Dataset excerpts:

■ ■ ■ ■ ■ ■ ■

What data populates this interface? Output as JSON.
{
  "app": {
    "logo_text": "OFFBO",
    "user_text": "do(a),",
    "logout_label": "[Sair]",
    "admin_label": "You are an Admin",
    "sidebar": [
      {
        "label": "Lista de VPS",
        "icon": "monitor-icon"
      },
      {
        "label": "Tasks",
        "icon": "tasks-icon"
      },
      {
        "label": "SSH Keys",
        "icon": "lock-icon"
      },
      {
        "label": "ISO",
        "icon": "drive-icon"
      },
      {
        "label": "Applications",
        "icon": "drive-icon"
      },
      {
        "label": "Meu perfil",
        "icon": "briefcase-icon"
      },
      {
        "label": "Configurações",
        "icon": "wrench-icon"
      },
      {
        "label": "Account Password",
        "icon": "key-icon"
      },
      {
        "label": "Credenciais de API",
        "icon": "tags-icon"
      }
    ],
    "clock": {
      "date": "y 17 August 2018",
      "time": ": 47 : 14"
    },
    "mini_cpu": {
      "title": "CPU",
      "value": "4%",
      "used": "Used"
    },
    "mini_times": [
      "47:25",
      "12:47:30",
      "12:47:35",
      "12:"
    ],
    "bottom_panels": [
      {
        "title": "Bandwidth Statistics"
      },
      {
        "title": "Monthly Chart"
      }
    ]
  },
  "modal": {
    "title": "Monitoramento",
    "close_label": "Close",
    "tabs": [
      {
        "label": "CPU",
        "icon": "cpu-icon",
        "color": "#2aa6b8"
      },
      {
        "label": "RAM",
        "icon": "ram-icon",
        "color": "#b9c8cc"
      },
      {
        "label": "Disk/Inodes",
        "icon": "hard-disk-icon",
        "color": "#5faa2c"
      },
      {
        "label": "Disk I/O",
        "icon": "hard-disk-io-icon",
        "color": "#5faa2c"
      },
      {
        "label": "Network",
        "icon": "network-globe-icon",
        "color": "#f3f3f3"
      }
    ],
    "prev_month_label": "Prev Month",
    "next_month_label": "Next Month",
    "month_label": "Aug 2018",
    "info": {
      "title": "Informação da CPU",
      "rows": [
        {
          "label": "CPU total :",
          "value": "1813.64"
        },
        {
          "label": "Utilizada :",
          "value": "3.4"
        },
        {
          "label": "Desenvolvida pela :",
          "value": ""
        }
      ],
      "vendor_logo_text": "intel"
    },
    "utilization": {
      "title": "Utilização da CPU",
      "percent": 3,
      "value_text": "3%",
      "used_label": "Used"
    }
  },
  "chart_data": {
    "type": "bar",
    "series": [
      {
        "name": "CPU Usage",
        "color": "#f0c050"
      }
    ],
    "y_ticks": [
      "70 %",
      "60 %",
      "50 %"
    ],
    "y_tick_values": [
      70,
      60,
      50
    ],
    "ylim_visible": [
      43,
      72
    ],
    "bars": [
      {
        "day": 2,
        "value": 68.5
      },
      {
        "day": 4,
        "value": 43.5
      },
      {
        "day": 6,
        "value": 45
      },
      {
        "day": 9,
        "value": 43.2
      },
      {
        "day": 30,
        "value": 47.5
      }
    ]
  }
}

■ ■ ■ ■ ■ ■ ■

* _TASK_:
Exactly reproduce every line of the records.

* _TASK RESPONSE_:
What data populates this interface? Output as JSON.
{
  "app": {
    "logo_text": "OFFBO",
    "user_text": "do(a),",
    "logout_label": "[Sair]",
    "admin_label": "You are an Admin",
    "sidebar": [
      {
        "label": "Lista de VPS",
        "icon": "monitor-icon"
      },
      {
        "label": "Tasks",
        "icon": "tasks-icon"
      },
      {
        "label": "SSH Keys",
        "icon": "lock-icon"
      },
      {
        "label": "ISO",
        "icon": "drive-icon"
      },
      {
        "label": "Applications",
        "icon": "drive-icon"
      },
      {
        "label": "Meu perfil",
        "icon": "briefcase-icon"
      },
      {
        "label": "Configurações",
        "icon": "wrench-icon"
      },
      {
        "label": "Account Password",
        "icon": "key-icon"
      },
      {
        "label": "Credenciais de API",
        "icon": "tags-icon"
      }
    ],
    "clock": {
      "date": "y 17 August 2018",
      "time": ": 47 : 14"
    },
    "mini_cpu": {
      "title": "CPU",
      "value": "4%",
      "used": "Used"
    },
    "mini_times": [
      "47:25",
      "12:47:30",
      "12:47:35",
      "12:"
    ],
    "bottom_panels": [
      {
        "title": "Bandwidth Statistics"
      },
      {
        "title": "Monthly Chart"
      }
    ]
  },
  "modal": {
    "title": "Monitoramento",
    "close_label": "Close",
    "tabs": [
      {
        "label": "CPU",
        "icon": "cpu-icon",
        "color": "#2aa6b8"
      },
      {
        "label": "RAM",
        "icon": "ram-icon",
        "color": "#b9c8cc"
      },
      {
        "label": "Disk/Inodes",
        "icon": "hard-disk-icon",
        "color": "#5faa2c"
      },
      {
        "label": "Disk I/O",
        "icon": "hard-disk-io-icon",
        "color": "#5faa2c"
      },
      {
        "label": "Network",
        "icon": "network-globe-icon",
        "color": "#f3f3f3"
      }
    ],
    "prev_month_label": "Prev Month",
    "next_month_label": "Next Month",
    "month_label": "Aug 2018",
    "info": {
      "title": "Informação da CPU",
      "rows": [
        {
          "label": "CPU total :",
          "value": "1813.64"
        },
        {
          "label": "Utilizada :",
          "value": "3.4"
        },
        {
          "label": "Desenvolvida pela :",
          "value": ""
        }
      ],
      "vendor_logo_text": "intel"
    },
    "utilization": {
      "title": "Utilização da CPU",
      "percent": 3,
      "value_text": "3%",
      "used_label": "Used"
    }
  },
  "chart_data": {
    "type": "bar",
    "series": [
      {
        "name": "CPU Usage",
        "color": "#f0c050"
      }
    ],
    "y_ticks": [
      "70 %",
      "60 %",
      "50 %"
    ],
    "y_tick_values": [
      70,
      60,
      50
    ],
    "ylim_visible": [
      43,
      72
    ],
    "bars": [
      {
        "day": 2,
        "value": 68.5
      },
      {
        "day": 4,
        "value": 43.5
      },
      {
        "day": 6,
        "value": 45
      },
      {
        "day": 9,
        "value": 43.2
      },
      {
        "day": 30,
        "value": 47.5
      }
    ]
  }
}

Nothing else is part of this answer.